_Goal:_
Scan the material below for lines with the word "name" and report how many there are, with nothing added.

_Records provided:_
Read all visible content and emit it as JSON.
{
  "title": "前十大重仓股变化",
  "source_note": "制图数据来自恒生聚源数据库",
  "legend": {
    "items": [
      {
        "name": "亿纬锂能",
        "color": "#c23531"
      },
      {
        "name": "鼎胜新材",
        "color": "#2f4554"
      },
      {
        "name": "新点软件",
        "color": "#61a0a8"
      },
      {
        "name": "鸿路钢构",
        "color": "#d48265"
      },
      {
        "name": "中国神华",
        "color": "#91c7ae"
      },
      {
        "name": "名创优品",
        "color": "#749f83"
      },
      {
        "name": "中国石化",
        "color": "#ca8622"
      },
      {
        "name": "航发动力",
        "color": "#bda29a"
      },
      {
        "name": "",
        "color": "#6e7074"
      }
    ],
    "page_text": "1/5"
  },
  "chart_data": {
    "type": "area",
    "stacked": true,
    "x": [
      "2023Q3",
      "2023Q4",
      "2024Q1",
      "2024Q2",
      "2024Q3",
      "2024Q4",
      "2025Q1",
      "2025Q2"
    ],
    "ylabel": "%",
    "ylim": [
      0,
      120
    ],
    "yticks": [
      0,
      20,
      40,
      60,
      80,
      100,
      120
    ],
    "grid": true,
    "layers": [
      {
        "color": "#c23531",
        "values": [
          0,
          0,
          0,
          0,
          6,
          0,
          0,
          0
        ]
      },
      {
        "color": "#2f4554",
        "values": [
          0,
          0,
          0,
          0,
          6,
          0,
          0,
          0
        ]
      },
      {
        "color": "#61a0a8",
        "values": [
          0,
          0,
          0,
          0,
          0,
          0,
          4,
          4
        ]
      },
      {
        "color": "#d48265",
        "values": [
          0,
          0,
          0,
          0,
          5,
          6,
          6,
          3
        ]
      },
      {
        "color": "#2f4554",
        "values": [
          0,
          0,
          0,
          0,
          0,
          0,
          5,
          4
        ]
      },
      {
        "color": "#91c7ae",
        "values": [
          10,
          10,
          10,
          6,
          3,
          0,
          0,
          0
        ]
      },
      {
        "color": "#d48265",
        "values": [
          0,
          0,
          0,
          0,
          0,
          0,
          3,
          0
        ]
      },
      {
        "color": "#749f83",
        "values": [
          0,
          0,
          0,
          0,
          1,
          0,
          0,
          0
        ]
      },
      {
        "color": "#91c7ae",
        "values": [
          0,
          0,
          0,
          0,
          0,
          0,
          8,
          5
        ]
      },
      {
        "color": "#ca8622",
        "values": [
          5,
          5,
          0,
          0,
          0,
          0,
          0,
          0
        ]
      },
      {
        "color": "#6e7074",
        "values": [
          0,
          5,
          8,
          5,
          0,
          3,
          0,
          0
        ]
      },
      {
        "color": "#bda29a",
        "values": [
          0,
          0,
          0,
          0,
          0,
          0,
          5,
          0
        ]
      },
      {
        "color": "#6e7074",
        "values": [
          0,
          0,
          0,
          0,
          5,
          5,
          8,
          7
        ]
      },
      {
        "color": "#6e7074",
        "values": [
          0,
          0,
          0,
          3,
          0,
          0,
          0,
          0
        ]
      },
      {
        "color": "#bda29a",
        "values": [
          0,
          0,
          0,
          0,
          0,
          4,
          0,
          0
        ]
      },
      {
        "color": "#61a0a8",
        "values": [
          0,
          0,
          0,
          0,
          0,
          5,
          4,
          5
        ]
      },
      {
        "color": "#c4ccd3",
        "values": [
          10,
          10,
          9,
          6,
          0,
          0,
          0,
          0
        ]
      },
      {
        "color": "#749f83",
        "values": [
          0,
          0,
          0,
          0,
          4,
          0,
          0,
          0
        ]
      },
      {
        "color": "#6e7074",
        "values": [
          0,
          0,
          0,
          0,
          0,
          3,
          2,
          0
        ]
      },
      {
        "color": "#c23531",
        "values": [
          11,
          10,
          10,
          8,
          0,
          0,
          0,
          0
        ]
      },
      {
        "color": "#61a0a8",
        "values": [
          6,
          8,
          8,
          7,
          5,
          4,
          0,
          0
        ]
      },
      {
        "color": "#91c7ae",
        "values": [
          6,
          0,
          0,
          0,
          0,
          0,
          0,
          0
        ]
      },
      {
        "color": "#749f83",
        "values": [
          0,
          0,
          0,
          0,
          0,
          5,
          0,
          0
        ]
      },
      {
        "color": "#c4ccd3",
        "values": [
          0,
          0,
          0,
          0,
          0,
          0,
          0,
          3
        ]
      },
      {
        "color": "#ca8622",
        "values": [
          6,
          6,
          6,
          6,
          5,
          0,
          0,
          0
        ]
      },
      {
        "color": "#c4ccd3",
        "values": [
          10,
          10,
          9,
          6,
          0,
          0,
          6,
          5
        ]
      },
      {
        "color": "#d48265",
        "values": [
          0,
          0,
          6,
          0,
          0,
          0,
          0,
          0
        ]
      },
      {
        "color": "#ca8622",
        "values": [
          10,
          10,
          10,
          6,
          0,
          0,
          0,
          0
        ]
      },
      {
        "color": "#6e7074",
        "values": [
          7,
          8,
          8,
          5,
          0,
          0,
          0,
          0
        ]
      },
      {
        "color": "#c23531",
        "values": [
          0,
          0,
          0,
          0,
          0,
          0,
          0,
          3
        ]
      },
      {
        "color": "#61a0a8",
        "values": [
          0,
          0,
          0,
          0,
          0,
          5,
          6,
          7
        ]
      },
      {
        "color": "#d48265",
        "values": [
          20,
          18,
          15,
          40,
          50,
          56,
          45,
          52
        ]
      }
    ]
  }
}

_Response to the exercise:_
9